→ Supplied data
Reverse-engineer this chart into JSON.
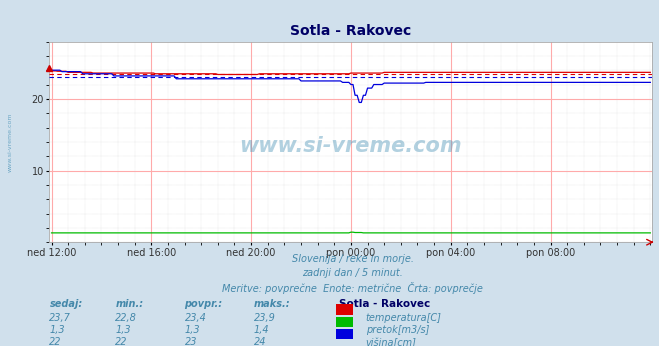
{
  "title": "Sotla - Rakovec",
  "bg_color": "#d0e0ec",
  "plot_bg_color": "#ffffff",
  "x_labels": [
    "ned 12:00",
    "ned 16:00",
    "ned 20:00",
    "pon 00:00",
    "pon 04:00",
    "pon 08:00"
  ],
  "x_ticks": [
    0,
    48,
    96,
    144,
    192,
    240
  ],
  "n_points": 289,
  "ylim": [
    0,
    28.0
  ],
  "yticks": [
    10,
    20
  ],
  "temp_avg": 23.4,
  "flow_avg": 1.3,
  "height_avg": 23.0,
  "temp_color": "#dd0000",
  "flow_color": "#00bb00",
  "height_color": "#0000dd",
  "grid_major_color": "#ffaaaa",
  "grid_minor_color": "#cccccc",
  "text_color": "#4488aa",
  "subtitle1": "Slovenija / reke in morje.",
  "subtitle2": "zadnji dan / 5 minut.",
  "subtitle3": "Meritve: povprečne  Enote: metrične  Črta: povprečje",
  "legend_title": "Sotla - Rakovec",
  "legend_items": [
    "temperatura[C]",
    "pretok[m3/s]",
    "višina[cm]"
  ],
  "legend_colors": [
    "#dd0000",
    "#00bb00",
    "#0000dd"
  ],
  "table_headers": [
    "sedaj:",
    "min.:",
    "povpr.:",
    "maks.:"
  ],
  "table_data": [
    [
      "23,7",
      "22,8",
      "23,4",
      "23,9"
    ],
    [
      "1,3",
      "1,3",
      "1,3",
      "1,4"
    ],
    [
      "22",
      "22",
      "23",
      "24"
    ]
  ],
  "watermark": "www.si-vreme.com"
}
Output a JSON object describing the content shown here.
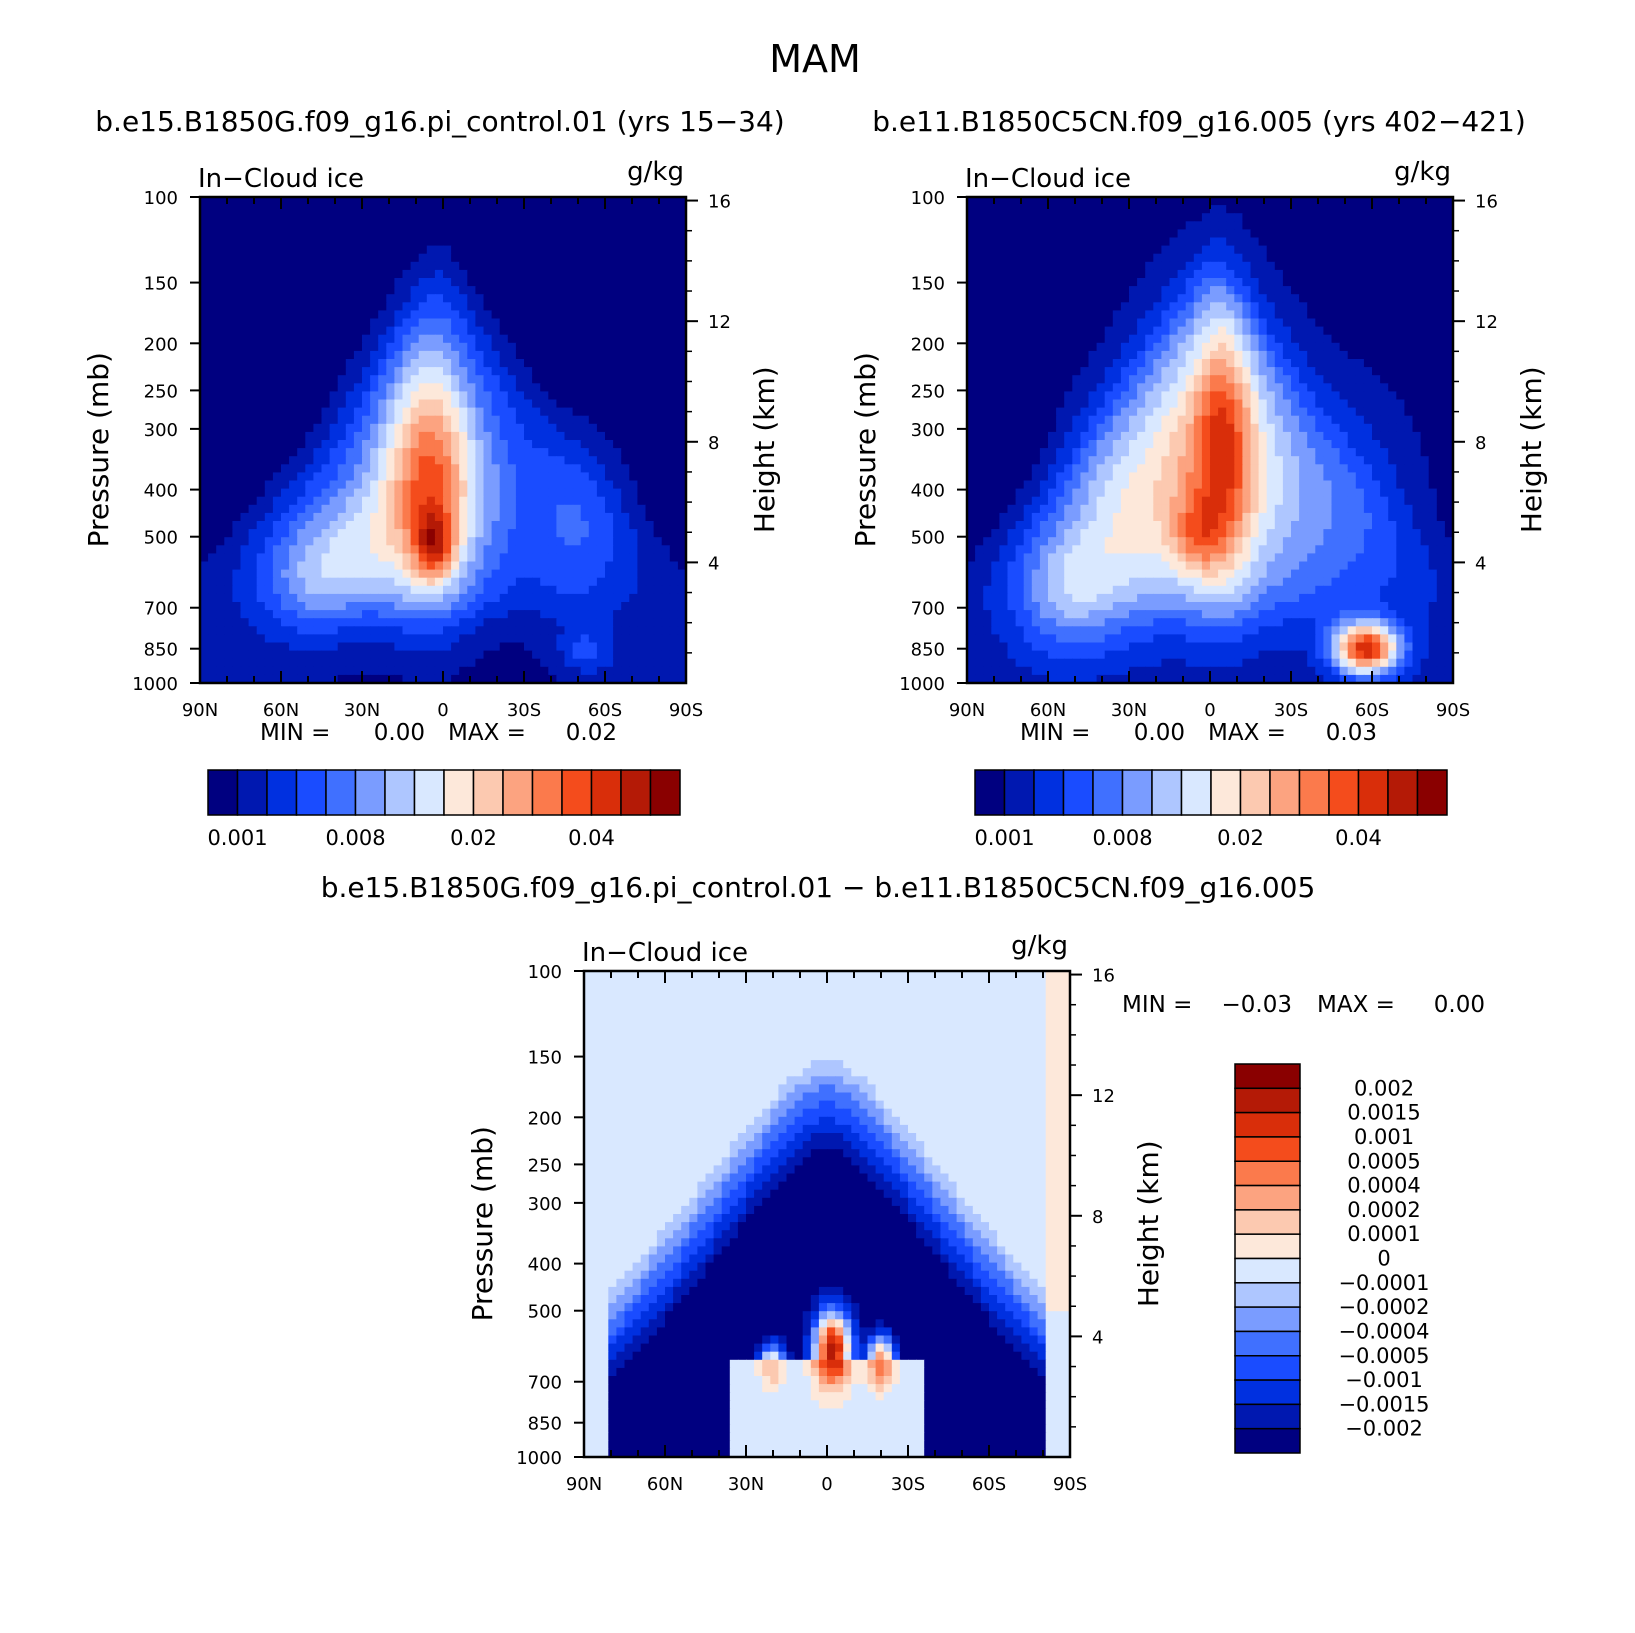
{
  "figure": {
    "title": "MAM"
  },
  "chart_data": [
    {
      "type": "heatmap",
      "id": "p1",
      "title": "b.e15.B1850G.f09_g16.pi_control.01 (yrs 15−34)",
      "left_label": "In−Cloud ice",
      "right_label": "g/kg",
      "ylabel": "Pressure (mb)",
      "y2label": "Height (km)",
      "xticks": [
        "90N",
        "60N",
        "30N",
        "0",
        "30S",
        "60S",
        "90S"
      ],
      "yticks": [
        "100",
        "150",
        "200",
        "250",
        "300",
        "400",
        "500",
        "700",
        "850",
        "1000"
      ],
      "y2ticks": [
        "16",
        "12",
        "8",
        "4"
      ],
      "xlim": [
        90,
        -90
      ],
      "ylim": [
        1000,
        100
      ],
      "min_text": "MIN =",
      "min_value": "0.00",
      "max_text": "MAX =",
      "max_value": "0.02",
      "colorbar_labels": [
        "0.001",
        "0.008",
        "0.02",
        "0.04"
      ],
      "levels": 16,
      "blobs": [
        {
          "lat": 5,
          "p": 400,
          "wlat": 28,
          "wp": 320,
          "v": 7
        },
        {
          "lat": 5,
          "p": 330,
          "wlat": 14,
          "wp": 330,
          "v": 4
        },
        {
          "lat": 3,
          "p": 520,
          "wlat": 7,
          "wp": 90,
          "v": 5
        },
        {
          "lat": 35,
          "p": 520,
          "wlat": 24,
          "wp": 200,
          "v": 3
        },
        {
          "lat": 50,
          "p": 620,
          "wlat": 20,
          "wp": 200,
          "v": 3
        },
        {
          "lat": -50,
          "p": 470,
          "wlat": 20,
          "wp": 280,
          "v": 2.5
        },
        {
          "lat": -53,
          "p": 860,
          "wlat": 10,
          "wp": 90,
          "v": 2
        }
      ]
    },
    {
      "type": "heatmap",
      "id": "p2",
      "title": "b.e11.B1850C5CN.f09_g16.005 (yrs 402−421)",
      "left_label": "In−Cloud ice",
      "right_label": "g/kg",
      "ylabel": "Pressure (mb)",
      "y2label": "Height (km)",
      "xticks": [
        "90N",
        "60N",
        "30N",
        "0",
        "30S",
        "60S",
        "90S"
      ],
      "yticks": [
        "100",
        "150",
        "200",
        "250",
        "300",
        "400",
        "500",
        "700",
        "850",
        "1000"
      ],
      "y2ticks": [
        "16",
        "12",
        "8",
        "4"
      ],
      "xlim": [
        90,
        -90
      ],
      "ylim": [
        1000,
        100
      ],
      "min_text": "MIN =",
      "min_value": "0.00",
      "max_text": "MAX =",
      "max_value": "0.03",
      "colorbar_labels": [
        "0.001",
        "0.008",
        "0.02",
        "0.04"
      ],
      "levels": 16,
      "blobs": [
        {
          "lat": 0,
          "p": 350,
          "wlat": 28,
          "wp": 400,
          "v": 8
        },
        {
          "lat": -5,
          "p": 300,
          "wlat": 10,
          "wp": 280,
          "v": 4
        },
        {
          "lat": 35,
          "p": 460,
          "wlat": 22,
          "wp": 350,
          "v": 4.5
        },
        {
          "lat": 55,
          "p": 640,
          "wlat": 20,
          "wp": 250,
          "v": 4
        },
        {
          "lat": -58,
          "p": 850,
          "wlat": 12,
          "wp": 110,
          "v": 12
        },
        {
          "lat": -45,
          "p": 430,
          "wlat": 35,
          "wp": 380,
          "v": 3
        },
        {
          "lat": 5,
          "p": 500,
          "wlat": 10,
          "wp": 100,
          "v": 3
        }
      ]
    },
    {
      "type": "heatmap",
      "id": "p3",
      "title": "b.e15.B1850G.f09_g16.pi_control.01 − b.e11.B1850C5CN.f09_g16.005",
      "left_label": "In−Cloud ice",
      "right_label": "g/kg",
      "ylabel": "Pressure (mb)",
      "y2label": "Height (km)",
      "xticks": [
        "90N",
        "60N",
        "30N",
        "0",
        "30S",
        "60S",
        "90S"
      ],
      "yticks": [
        "100",
        "150",
        "200",
        "250",
        "300",
        "400",
        "500",
        "700",
        "850",
        "1000"
      ],
      "y2ticks": [
        "16",
        "12",
        "8",
        "4"
      ],
      "xlim": [
        90,
        -90
      ],
      "ylim": [
        1000,
        100
      ],
      "min_text": "MIN =",
      "min_value": "−0.03",
      "max_text": "MAX =",
      "max_value": "0.00",
      "colorbar_labels": [
        "0.002",
        "0.0015",
        "0.001",
        "0.0005",
        "0.0004",
        "0.0002",
        "0.0001",
        "0",
        "−0.0001",
        "−0.0002",
        "−0.0004",
        "−0.0005",
        "−0.001",
        "−0.0015",
        "−0.002"
      ],
      "levels": 16
    }
  ],
  "colors": {
    "seq": [
      "#000080",
      "#0018b0",
      "#0030e0",
      "#1a4cff",
      "#4070ff",
      "#7a9cff",
      "#aec6ff",
      "#d9e8ff",
      "#fde8da",
      "#fcc9b0",
      "#fca380",
      "#fb7a4c",
      "#f44c1c",
      "#d92e0a",
      "#b41a06",
      "#8a0000"
    ],
    "diff": [
      "#000080",
      "#0018b0",
      "#0030e0",
      "#1a4cff",
      "#4070ff",
      "#7a9cff",
      "#aec6ff",
      "#d9e8ff",
      "#fde8da",
      "#fcc9b0",
      "#fca380",
      "#fb7a4c",
      "#f44c1c",
      "#d92e0a",
      "#b41a06",
      "#8a0000"
    ]
  }
}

→ Task objective
Filter the listing for the word "JSON" and copy every line that holds it.

→ Answer
Reverse-engineer this chart into JSON.
Output a JSON object describing the content shown here.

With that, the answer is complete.